> Directions for this task:
Type out the data exactly as given. Skip any image.

--- Begin ---

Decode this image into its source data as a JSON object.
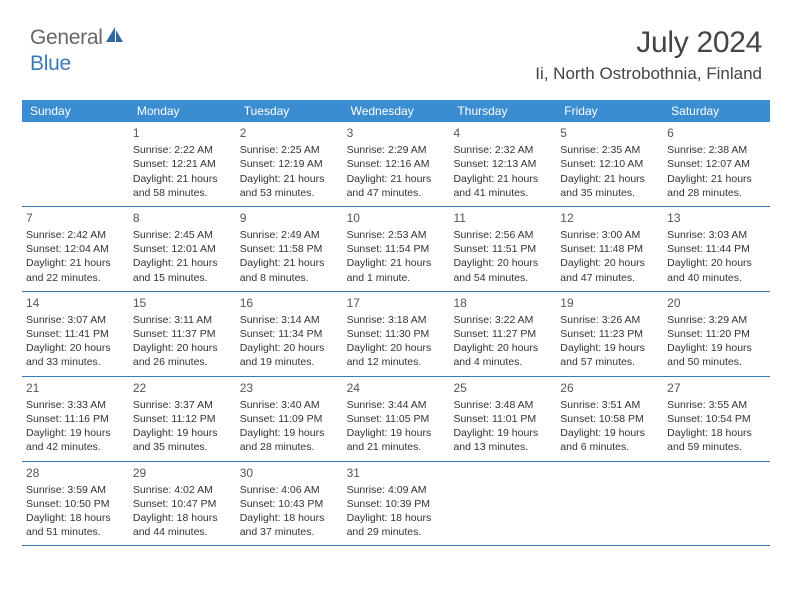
{
  "logo": {
    "text_gray": "General",
    "text_blue": "Blue"
  },
  "title": {
    "month_year": "July 2024",
    "location": "Ii, North Ostrobothnia, Finland"
  },
  "colors": {
    "header_bg": "#3a8dd0",
    "border": "#3a7cb8",
    "text": "#333333",
    "logo_gray": "#666666",
    "logo_blue": "#3a7cb8"
  },
  "day_names": [
    "Sunday",
    "Monday",
    "Tuesday",
    "Wednesday",
    "Thursday",
    "Friday",
    "Saturday"
  ],
  "weeks": [
    [
      null,
      {
        "n": "1",
        "sr": "Sunrise: 2:22 AM",
        "ss": "Sunset: 12:21 AM",
        "d1": "Daylight: 21 hours",
        "d2": "and 58 minutes."
      },
      {
        "n": "2",
        "sr": "Sunrise: 2:25 AM",
        "ss": "Sunset: 12:19 AM",
        "d1": "Daylight: 21 hours",
        "d2": "and 53 minutes."
      },
      {
        "n": "3",
        "sr": "Sunrise: 2:29 AM",
        "ss": "Sunset: 12:16 AM",
        "d1": "Daylight: 21 hours",
        "d2": "and 47 minutes."
      },
      {
        "n": "4",
        "sr": "Sunrise: 2:32 AM",
        "ss": "Sunset: 12:13 AM",
        "d1": "Daylight: 21 hours",
        "d2": "and 41 minutes."
      },
      {
        "n": "5",
        "sr": "Sunrise: 2:35 AM",
        "ss": "Sunset: 12:10 AM",
        "d1": "Daylight: 21 hours",
        "d2": "and 35 minutes."
      },
      {
        "n": "6",
        "sr": "Sunrise: 2:38 AM",
        "ss": "Sunset: 12:07 AM",
        "d1": "Daylight: 21 hours",
        "d2": "and 28 minutes."
      }
    ],
    [
      {
        "n": "7",
        "sr": "Sunrise: 2:42 AM",
        "ss": "Sunset: 12:04 AM",
        "d1": "Daylight: 21 hours",
        "d2": "and 22 minutes."
      },
      {
        "n": "8",
        "sr": "Sunrise: 2:45 AM",
        "ss": "Sunset: 12:01 AM",
        "d1": "Daylight: 21 hours",
        "d2": "and 15 minutes."
      },
      {
        "n": "9",
        "sr": "Sunrise: 2:49 AM",
        "ss": "Sunset: 11:58 PM",
        "d1": "Daylight: 21 hours",
        "d2": "and 8 minutes."
      },
      {
        "n": "10",
        "sr": "Sunrise: 2:53 AM",
        "ss": "Sunset: 11:54 PM",
        "d1": "Daylight: 21 hours",
        "d2": "and 1 minute."
      },
      {
        "n": "11",
        "sr": "Sunrise: 2:56 AM",
        "ss": "Sunset: 11:51 PM",
        "d1": "Daylight: 20 hours",
        "d2": "and 54 minutes."
      },
      {
        "n": "12",
        "sr": "Sunrise: 3:00 AM",
        "ss": "Sunset: 11:48 PM",
        "d1": "Daylight: 20 hours",
        "d2": "and 47 minutes."
      },
      {
        "n": "13",
        "sr": "Sunrise: 3:03 AM",
        "ss": "Sunset: 11:44 PM",
        "d1": "Daylight: 20 hours",
        "d2": "and 40 minutes."
      }
    ],
    [
      {
        "n": "14",
        "sr": "Sunrise: 3:07 AM",
        "ss": "Sunset: 11:41 PM",
        "d1": "Daylight: 20 hours",
        "d2": "and 33 minutes."
      },
      {
        "n": "15",
        "sr": "Sunrise: 3:11 AM",
        "ss": "Sunset: 11:37 PM",
        "d1": "Daylight: 20 hours",
        "d2": "and 26 minutes."
      },
      {
        "n": "16",
        "sr": "Sunrise: 3:14 AM",
        "ss": "Sunset: 11:34 PM",
        "d1": "Daylight: 20 hours",
        "d2": "and 19 minutes."
      },
      {
        "n": "17",
        "sr": "Sunrise: 3:18 AM",
        "ss": "Sunset: 11:30 PM",
        "d1": "Daylight: 20 hours",
        "d2": "and 12 minutes."
      },
      {
        "n": "18",
        "sr": "Sunrise: 3:22 AM",
        "ss": "Sunset: 11:27 PM",
        "d1": "Daylight: 20 hours",
        "d2": "and 4 minutes."
      },
      {
        "n": "19",
        "sr": "Sunrise: 3:26 AM",
        "ss": "Sunset: 11:23 PM",
        "d1": "Daylight: 19 hours",
        "d2": "and 57 minutes."
      },
      {
        "n": "20",
        "sr": "Sunrise: 3:29 AM",
        "ss": "Sunset: 11:20 PM",
        "d1": "Daylight: 19 hours",
        "d2": "and 50 minutes."
      }
    ],
    [
      {
        "n": "21",
        "sr": "Sunrise: 3:33 AM",
        "ss": "Sunset: 11:16 PM",
        "d1": "Daylight: 19 hours",
        "d2": "and 42 minutes."
      },
      {
        "n": "22",
        "sr": "Sunrise: 3:37 AM",
        "ss": "Sunset: 11:12 PM",
        "d1": "Daylight: 19 hours",
        "d2": "and 35 minutes."
      },
      {
        "n": "23",
        "sr": "Sunrise: 3:40 AM",
        "ss": "Sunset: 11:09 PM",
        "d1": "Daylight: 19 hours",
        "d2": "and 28 minutes."
      },
      {
        "n": "24",
        "sr": "Sunrise: 3:44 AM",
        "ss": "Sunset: 11:05 PM",
        "d1": "Daylight: 19 hours",
        "d2": "and 21 minutes."
      },
      {
        "n": "25",
        "sr": "Sunrise: 3:48 AM",
        "ss": "Sunset: 11:01 PM",
        "d1": "Daylight: 19 hours",
        "d2": "and 13 minutes."
      },
      {
        "n": "26",
        "sr": "Sunrise: 3:51 AM",
        "ss": "Sunset: 10:58 PM",
        "d1": "Daylight: 19 hours",
        "d2": "and 6 minutes."
      },
      {
        "n": "27",
        "sr": "Sunrise: 3:55 AM",
        "ss": "Sunset: 10:54 PM",
        "d1": "Daylight: 18 hours",
        "d2": "and 59 minutes."
      }
    ],
    [
      {
        "n": "28",
        "sr": "Sunrise: 3:59 AM",
        "ss": "Sunset: 10:50 PM",
        "d1": "Daylight: 18 hours",
        "d2": "and 51 minutes."
      },
      {
        "n": "29",
        "sr": "Sunrise: 4:02 AM",
        "ss": "Sunset: 10:47 PM",
        "d1": "Daylight: 18 hours",
        "d2": "and 44 minutes."
      },
      {
        "n": "30",
        "sr": "Sunrise: 4:06 AM",
        "ss": "Sunset: 10:43 PM",
        "d1": "Daylight: 18 hours",
        "d2": "and 37 minutes."
      },
      {
        "n": "31",
        "sr": "Sunrise: 4:09 AM",
        "ss": "Sunset: 10:39 PM",
        "d1": "Daylight: 18 hours",
        "d2": "and 29 minutes."
      },
      null,
      null,
      null
    ]
  ]
}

--- End ---

> Result below:
Decode this image into its source data as a JSON object.
{
  "logo": {
    "text_gray": "General",
    "text_blue": "Blue"
  },
  "title": {
    "month_year": "July 2024",
    "location": "Ii, North Ostrobothnia, Finland"
  },
  "colors": {
    "header_bg": "#3a8dd0",
    "border": "#3a7cb8",
    "text": "#333333",
    "logo_gray": "#666666",
    "logo_blue": "#3a7cb8"
  },
  "day_names": [
    "Sunday",
    "Monday",
    "Tuesday",
    "Wednesday",
    "Thursday",
    "Friday",
    "Saturday"
  ],
  "weeks": [
    [
      null,
      {
        "n": "1",
        "sr": "Sunrise: 2:22 AM",
        "ss": "Sunset: 12:21 AM",
        "d1": "Daylight: 21 hours",
        "d2": "and 58 minutes."
      },
      {
        "n": "2",
        "sr": "Sunrise: 2:25 AM",
        "ss": "Sunset: 12:19 AM",
        "d1": "Daylight: 21 hours",
        "d2": "and 53 minutes."
      },
      {
        "n": "3",
        "sr": "Sunrise: 2:29 AM",
        "ss": "Sunset: 12:16 AM",
        "d1": "Daylight: 21 hours",
        "d2": "and 47 minutes."
      },
      {
        "n": "4",
        "sr": "Sunrise: 2:32 AM",
        "ss": "Sunset: 12:13 AM",
        "d1": "Daylight: 21 hours",
        "d2": "and 41 minutes."
      },
      {
        "n": "5",
        "sr": "Sunrise: 2:35 AM",
        "ss": "Sunset: 12:10 AM",
        "d1": "Daylight: 21 hours",
        "d2": "and 35 minutes."
      },
      {
        "n": "6",
        "sr": "Sunrise: 2:38 AM",
        "ss": "Sunset: 12:07 AM",
        "d1": "Daylight: 21 hours",
        "d2": "and 28 minutes."
      }
    ],
    [
      {
        "n": "7",
        "sr": "Sunrise: 2:42 AM",
        "ss": "Sunset: 12:04 AM",
        "d1": "Daylight: 21 hours",
        "d2": "and 22 minutes."
      },
      {
        "n": "8",
        "sr": "Sunrise: 2:45 AM",
        "ss": "Sunset: 12:01 AM",
        "d1": "Daylight: 21 hours",
        "d2": "and 15 minutes."
      },
      {
        "n": "9",
        "sr": "Sunrise: 2:49 AM",
        "ss": "Sunset: 11:58 PM",
        "d1": "Daylight: 21 hours",
        "d2": "and 8 minutes."
      },
      {
        "n": "10",
        "sr": "Sunrise: 2:53 AM",
        "ss": "Sunset: 11:54 PM",
        "d1": "Daylight: 21 hours",
        "d2": "and 1 minute."
      },
      {
        "n": "11",
        "sr": "Sunrise: 2:56 AM",
        "ss": "Sunset: 11:51 PM",
        "d1": "Daylight: 20 hours",
        "d2": "and 54 minutes."
      },
      {
        "n": "12",
        "sr": "Sunrise: 3:00 AM",
        "ss": "Sunset: 11:48 PM",
        "d1": "Daylight: 20 hours",
        "d2": "and 47 minutes."
      },
      {
        "n": "13",
        "sr": "Sunrise: 3:03 AM",
        "ss": "Sunset: 11:44 PM",
        "d1": "Daylight: 20 hours",
        "d2": "and 40 minutes."
      }
    ],
    [
      {
        "n": "14",
        "sr": "Sunrise: 3:07 AM",
        "ss": "Sunset: 11:41 PM",
        "d1": "Daylight: 20 hours",
        "d2": "and 33 minutes."
      },
      {
        "n": "15",
        "sr": "Sunrise: 3:11 AM",
        "ss": "Sunset: 11:37 PM",
        "d1": "Daylight: 20 hours",
        "d2": "and 26 minutes."
      },
      {
        "n": "16",
        "sr": "Sunrise: 3:14 AM",
        "ss": "Sunset: 11:34 PM",
        "d1": "Daylight: 20 hours",
        "d2": "and 19 minutes."
      },
      {
        "n": "17",
        "sr": "Sunrise: 3:18 AM",
        "ss": "Sunset: 11:30 PM",
        "d1": "Daylight: 20 hours",
        "d2": "and 12 minutes."
      },
      {
        "n": "18",
        "sr": "Sunrise: 3:22 AM",
        "ss": "Sunset: 11:27 PM",
        "d1": "Daylight: 20 hours",
        "d2": "and 4 minutes."
      },
      {
        "n": "19",
        "sr": "Sunrise: 3:26 AM",
        "ss": "Sunset: 11:23 PM",
        "d1": "Daylight: 19 hours",
        "d2": "and 57 minutes."
      },
      {
        "n": "20",
        "sr": "Sunrise: 3:29 AM",
        "ss": "Sunset: 11:20 PM",
        "d1": "Daylight: 19 hours",
        "d2": "and 50 minutes."
      }
    ],
    [
      {
        "n": "21",
        "sr": "Sunrise: 3:33 AM",
        "ss": "Sunset: 11:16 PM",
        "d1": "Daylight: 19 hours",
        "d2": "and 42 minutes."
      },
      {
        "n": "22",
        "sr": "Sunrise: 3:37 AM",
        "ss": "Sunset: 11:12 PM",
        "d1": "Daylight: 19 hours",
        "d2": "and 35 minutes."
      },
      {
        "n": "23",
        "sr": "Sunrise: 3:40 AM",
        "ss": "Sunset: 11:09 PM",
        "d1": "Daylight: 19 hours",
        "d2": "and 28 minutes."
      },
      {
        "n": "24",
        "sr": "Sunrise: 3:44 AM",
        "ss": "Sunset: 11:05 PM",
        "d1": "Daylight: 19 hours",
        "d2": "and 21 minutes."
      },
      {
        "n": "25",
        "sr": "Sunrise: 3:48 AM",
        "ss": "Sunset: 11:01 PM",
        "d1": "Daylight: 19 hours",
        "d2": "and 13 minutes."
      },
      {
        "n": "26",
        "sr": "Sunrise: 3:51 AM",
        "ss": "Sunset: 10:58 PM",
        "d1": "Daylight: 19 hours",
        "d2": "and 6 minutes."
      },
      {
        "n": "27",
        "sr": "Sunrise: 3:55 AM",
        "ss": "Sunset: 10:54 PM",
        "d1": "Daylight: 18 hours",
        "d2": "and 59 minutes."
      }
    ],
    [
      {
        "n": "28",
        "sr": "Sunrise: 3:59 AM",
        "ss": "Sunset: 10:50 PM",
        "d1": "Daylight: 18 hours",
        "d2": "and 51 minutes."
      },
      {
        "n": "29",
        "sr": "Sunrise: 4:02 AM",
        "ss": "Sunset: 10:47 PM",
        "d1": "Daylight: 18 hours",
        "d2": "and 44 minutes."
      },
      {
        "n": "30",
        "sr": "Sunrise: 4:06 AM",
        "ss": "Sunset: 10:43 PM",
        "d1": "Daylight: 18 hours",
        "d2": "and 37 minutes."
      },
      {
        "n": "31",
        "sr": "Sunrise: 4:09 AM",
        "ss": "Sunset: 10:39 PM",
        "d1": "Daylight: 18 hours",
        "d2": "and 29 minutes."
      },
      null,
      null,
      null
    ]
  ]
}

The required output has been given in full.